* WRITTEN PROBLEM: Copy each entry as it stands, leaving nothing out.

* DATASET RECORDS:
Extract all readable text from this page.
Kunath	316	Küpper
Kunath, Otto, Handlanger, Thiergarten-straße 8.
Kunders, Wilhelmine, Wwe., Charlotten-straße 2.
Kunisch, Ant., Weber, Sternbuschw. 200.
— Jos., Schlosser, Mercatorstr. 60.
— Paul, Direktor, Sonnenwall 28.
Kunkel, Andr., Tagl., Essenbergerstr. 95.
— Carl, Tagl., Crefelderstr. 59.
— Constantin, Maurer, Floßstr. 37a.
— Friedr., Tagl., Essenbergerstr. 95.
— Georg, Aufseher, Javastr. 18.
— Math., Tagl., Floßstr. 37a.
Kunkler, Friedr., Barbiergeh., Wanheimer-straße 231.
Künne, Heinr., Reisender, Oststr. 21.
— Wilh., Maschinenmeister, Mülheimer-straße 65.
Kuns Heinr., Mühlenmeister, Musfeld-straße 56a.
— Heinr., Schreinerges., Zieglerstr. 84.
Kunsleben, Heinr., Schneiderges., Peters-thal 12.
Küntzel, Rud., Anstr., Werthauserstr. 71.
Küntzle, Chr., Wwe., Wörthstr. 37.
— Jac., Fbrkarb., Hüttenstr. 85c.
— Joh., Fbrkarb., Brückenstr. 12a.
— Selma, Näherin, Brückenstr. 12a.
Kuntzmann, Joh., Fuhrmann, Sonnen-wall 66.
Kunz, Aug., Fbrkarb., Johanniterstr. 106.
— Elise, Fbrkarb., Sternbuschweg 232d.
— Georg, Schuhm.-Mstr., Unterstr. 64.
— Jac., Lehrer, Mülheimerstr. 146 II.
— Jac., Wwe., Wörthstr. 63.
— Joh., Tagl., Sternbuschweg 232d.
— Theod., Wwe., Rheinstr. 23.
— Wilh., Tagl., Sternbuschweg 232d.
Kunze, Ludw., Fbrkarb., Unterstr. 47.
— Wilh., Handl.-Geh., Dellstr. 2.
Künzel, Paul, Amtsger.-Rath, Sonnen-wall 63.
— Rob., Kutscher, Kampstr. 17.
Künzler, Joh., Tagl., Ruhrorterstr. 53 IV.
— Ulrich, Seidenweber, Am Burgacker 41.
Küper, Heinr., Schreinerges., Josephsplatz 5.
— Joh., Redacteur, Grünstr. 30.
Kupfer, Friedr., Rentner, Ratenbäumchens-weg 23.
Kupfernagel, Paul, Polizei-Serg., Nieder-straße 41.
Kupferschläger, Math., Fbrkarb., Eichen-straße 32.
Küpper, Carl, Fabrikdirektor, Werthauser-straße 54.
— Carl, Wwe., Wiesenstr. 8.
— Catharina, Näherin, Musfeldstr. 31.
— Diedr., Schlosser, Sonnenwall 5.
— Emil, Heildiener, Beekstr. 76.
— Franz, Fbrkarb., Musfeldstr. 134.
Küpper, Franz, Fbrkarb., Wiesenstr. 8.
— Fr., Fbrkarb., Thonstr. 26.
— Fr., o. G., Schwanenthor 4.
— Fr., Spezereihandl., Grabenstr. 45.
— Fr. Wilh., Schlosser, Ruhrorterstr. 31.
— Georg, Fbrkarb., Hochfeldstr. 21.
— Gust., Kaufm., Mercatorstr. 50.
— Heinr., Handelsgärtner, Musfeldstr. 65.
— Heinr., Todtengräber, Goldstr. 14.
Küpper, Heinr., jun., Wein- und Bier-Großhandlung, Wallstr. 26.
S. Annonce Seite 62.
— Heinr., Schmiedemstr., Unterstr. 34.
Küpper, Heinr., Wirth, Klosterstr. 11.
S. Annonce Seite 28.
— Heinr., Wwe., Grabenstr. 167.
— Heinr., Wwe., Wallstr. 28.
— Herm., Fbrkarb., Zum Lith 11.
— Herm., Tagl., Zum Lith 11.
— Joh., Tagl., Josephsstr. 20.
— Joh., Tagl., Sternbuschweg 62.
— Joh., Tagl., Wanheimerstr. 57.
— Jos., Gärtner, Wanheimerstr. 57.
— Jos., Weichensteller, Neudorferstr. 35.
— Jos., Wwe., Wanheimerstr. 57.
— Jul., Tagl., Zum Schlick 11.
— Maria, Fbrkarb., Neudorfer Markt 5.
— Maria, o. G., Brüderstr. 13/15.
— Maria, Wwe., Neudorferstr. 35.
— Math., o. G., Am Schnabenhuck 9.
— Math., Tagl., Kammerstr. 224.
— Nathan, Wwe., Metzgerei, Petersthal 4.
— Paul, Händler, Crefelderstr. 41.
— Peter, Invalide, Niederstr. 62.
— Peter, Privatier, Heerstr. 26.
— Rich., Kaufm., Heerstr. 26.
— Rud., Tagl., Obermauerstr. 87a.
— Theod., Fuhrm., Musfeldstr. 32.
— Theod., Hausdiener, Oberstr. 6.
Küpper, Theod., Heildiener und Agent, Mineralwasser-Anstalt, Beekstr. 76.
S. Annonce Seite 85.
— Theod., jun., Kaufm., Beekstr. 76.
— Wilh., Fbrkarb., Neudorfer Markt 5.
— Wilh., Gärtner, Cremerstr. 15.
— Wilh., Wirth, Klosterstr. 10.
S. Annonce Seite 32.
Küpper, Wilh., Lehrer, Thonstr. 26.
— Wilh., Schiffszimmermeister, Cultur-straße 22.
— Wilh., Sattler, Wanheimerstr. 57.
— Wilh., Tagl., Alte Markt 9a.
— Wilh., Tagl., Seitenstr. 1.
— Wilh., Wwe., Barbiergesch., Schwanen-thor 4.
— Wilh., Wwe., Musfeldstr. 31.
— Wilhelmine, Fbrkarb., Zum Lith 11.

* RESULT OF THIS EXERCISE:
Extract all readable text from this page.
Kunath	316	Küpper
Kunath, Otto, Handlanger, Thiergarten-straße 8.
Kunders, Wilhelmine, Wwe., Charlotten-straße 2.
Kunisch, Ant., Weber, Sternbuschw. 200.
— Jos., Schlosser, Mercatorstr. 60.
— Paul, Direktor, Sonnenwall 28.
Kunkel, Andr., Tagl., Essenbergerstr. 95.
— Carl, Tagl., Crefelderstr. 59.
— Constantin, Maurer, Floßstr. 37a.
— Friedr., Tagl., Essenbergerstr. 95.
— Georg, Aufseher, Javastr. 18.
— Math., Tagl., Floßstr. 37a.
Kunkler, Friedr., Barbiergeh., Wanheimer-straße 231.
Künne, Heinr., Reisender, Oststr. 21.
— Wilh., Maschinenmeister, Mülheimer-straße 65.
Kuns Heinr., Mühlenmeister, Musfeld-straße 56a.
— Heinr., Schreinerges., Zieglerstr. 84.
Kunsleben, Heinr., Schneiderges., Peters-thal 12.
Küntzel, Rud., Anstr., Werthauserstr. 71.
Küntzle, Chr., Wwe., Wörthstr. 37.
— Jac., Fbrkarb., Hüttenstr. 85c.
— Joh., Fbrkarb., Brückenstr. 12a.
— Selma, Näherin, Brückenstr. 12a.
Kuntzmann, Joh., Fuhrmann, Sonnen-wall 66.
Kunz, Aug., Fbrkarb., Johanniterstr. 106.
— Elise, Fbrkarb., Sternbuschweg 232d.
— Georg, Schuhm.-Mstr., Unterstr. 64.
— Jac., Lehrer, Mülheimerstr. 146 II.
— Jac., Wwe., Wörthstr. 63.
— Joh., Tagl., Sternbuschweg 232d.
— Theod., Wwe., Rheinstr. 23.
— Wilh., Tagl., Sternbuschweg 232d.
Kunze, Ludw., Fbrkarb., Unterstr. 47.
— Wilh., Handl.-Geh., Dellstr. 2.
Künzel, Paul, Amtsger.-Rath, Sonnen-wall 63.
— Rob., Kutscher, Kampstr. 17.
Künzler, Joh., Tagl., Ruhrorterstr. 53 IV.
— Ulrich, Seidenweber, Am Burgacker 41.
Küper, Heinr., Schreinerges., Josephsplatz 5.
— Joh., Redacteur, Grünstr. 30.
Kupfer, Friedr., Rentner, Ratenbäumchens-weg 23.
Kupfernagel, Paul, Polizei-Serg., Nieder-straße 41.
Kupferschläger, Math., Fbrkarb., Eichen-straße 32.
Küpper, Carl, Fabrikdirektor, Werthauser-straße 54.
— Carl, Wwe., Wiesenstr. 8.
— Catharina, Näherin, Musfeldstr. 31.
— Diedr., Schlosser, Sonnenwall 5.
— Emil, Heildiener, Beekstr. 76.
— Franz, Fbrkarb., Musfeldstr. 134.
Küpper, Franz, Fbrkarb., Wiesenstr. 8.
— Fr., Fbrkarb., Thonstr. 26.
— Fr., o. G., Schwanenthor 4.
— Fr., Spezereihandl., Grabenstr. 45.
— Fr. Wilh., Schlosser, Ruhrorterstr. 31.
— Georg, Fbrkarb., Hochfeldstr. 21.
— Gust., Kaufm., Mercatorstr. 50.
— Heinr., Handelsgärtner, Musfeldstr. 65.
— Heinr., Todtengräber, Goldstr. 14.
Küpper, Heinr., jun., Wein- und Bier-Großhandlung, Wallstr. 26.
S. Annonce Seite 62.
— Heinr., Schmiedemstr., Unterstr. 34.
Küpper, Heinr., Wirth, Klosterstr. 11.
S. Annonce Seite 28.
— Heinr., Wwe., Grabenstr. 167.
— Heinr., Wwe., Wallstr. 28.
— Herm., Fbrkarb., Zum Lith 11.
— Herm., Tagl., Zum Lith 11.
— Joh., Tagl., Josephsstr. 20.
— Joh., Tagl., Sternbuschweg 62.
— Joh., Tagl., Wanheimerstr. 57.
— Jos., Gärtner, Wanheimerstr. 57.
— Jos., Weichensteller, Neudorferstr. 35.
— Jos., Wwe., Wanheimerstr. 57.
— Jul., Tagl., Zum Schlick 11.
— Maria, Fbrkarb., Neudorfer Markt 5.
— Maria, o. G., Brüderstr. 13/15.
— Maria, Wwe., Neudorferstr. 35.
— Math., o. G., Am Schnabenhuck 9.
— Math., Tagl., Kammerstr. 224.
— Nathan, Wwe., Metzgerei, Petersthal 4.
— Paul, Händler, Crefelderstr. 41.
— Peter, Invalide, Niederstr. 62.
— Peter, Privatier, Heerstr. 26.
— Rich., Kaufm., Heerstr. 26.
— Rud., Tagl., Obermauerstr. 87a.
— Theod., Fuhrm., Musfeldstr. 32.
— Theod., Hausdiener, Oberstr. 6.
Küpper, Theod., Heildiener und Agent, Mineralwasser-Anstalt, Beekstr. 76.
S. Annonce Seite 85.
— Theod., jun., Kaufm., Beekstr. 76.
— Wilh., Fbrkarb., Neudorfer Markt 5.
— Wilh., Gärtner, Cremerstr. 15.
— Wilh., Wirth, Klosterstr. 10.
S. Annonce Seite 32.
Küpper, Wilh., Lehrer, Thonstr. 26.
— Wilh., Schiffszimmermeister, Cultur-straße 22.
— Wilh., Sattler, Wanheimerstr. 57.
— Wilh., Tagl., Alte Markt 9a.
— Wilh., Tagl., Seitenstr. 1.
— Wilh., Wwe., Barbiergesch., Schwanen-thor 4.
— Wilh., Wwe., Musfeldstr. 31.
— Wilhelmine, Fbrkarb., Zum Lith 11.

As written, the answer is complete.